Do this: Locate every line that holds the string "Subventions" and copy it.

Given data:
------------------------------
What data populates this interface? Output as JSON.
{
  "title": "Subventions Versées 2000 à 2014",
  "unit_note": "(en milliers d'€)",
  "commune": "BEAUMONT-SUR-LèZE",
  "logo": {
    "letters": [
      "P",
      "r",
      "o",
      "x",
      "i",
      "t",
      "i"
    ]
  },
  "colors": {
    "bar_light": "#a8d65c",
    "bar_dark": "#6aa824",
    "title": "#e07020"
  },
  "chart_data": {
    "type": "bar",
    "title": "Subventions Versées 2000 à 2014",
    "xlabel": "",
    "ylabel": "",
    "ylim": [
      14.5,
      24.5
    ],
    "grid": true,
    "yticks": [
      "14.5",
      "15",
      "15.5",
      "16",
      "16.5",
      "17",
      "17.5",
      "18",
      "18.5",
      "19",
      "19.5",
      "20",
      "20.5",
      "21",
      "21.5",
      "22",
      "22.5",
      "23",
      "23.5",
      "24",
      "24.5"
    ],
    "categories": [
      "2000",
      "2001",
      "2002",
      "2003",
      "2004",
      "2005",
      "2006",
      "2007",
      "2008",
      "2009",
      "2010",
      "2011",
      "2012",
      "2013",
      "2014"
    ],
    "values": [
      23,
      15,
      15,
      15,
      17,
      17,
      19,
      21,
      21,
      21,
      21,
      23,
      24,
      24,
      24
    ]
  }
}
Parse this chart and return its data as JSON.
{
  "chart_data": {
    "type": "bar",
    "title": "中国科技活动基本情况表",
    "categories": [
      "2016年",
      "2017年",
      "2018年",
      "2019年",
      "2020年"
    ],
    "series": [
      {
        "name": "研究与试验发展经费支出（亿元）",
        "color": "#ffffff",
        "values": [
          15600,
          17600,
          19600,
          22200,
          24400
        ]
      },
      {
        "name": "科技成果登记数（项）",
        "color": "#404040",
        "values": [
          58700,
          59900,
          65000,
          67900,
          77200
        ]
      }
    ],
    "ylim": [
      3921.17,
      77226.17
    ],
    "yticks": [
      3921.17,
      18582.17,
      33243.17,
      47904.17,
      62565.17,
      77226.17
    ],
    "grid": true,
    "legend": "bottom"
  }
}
------------------------------
Task output:
  "title": "Subventions Versées 2000 à 2014",
    "title": "Subventions Versées 2000 à 2014",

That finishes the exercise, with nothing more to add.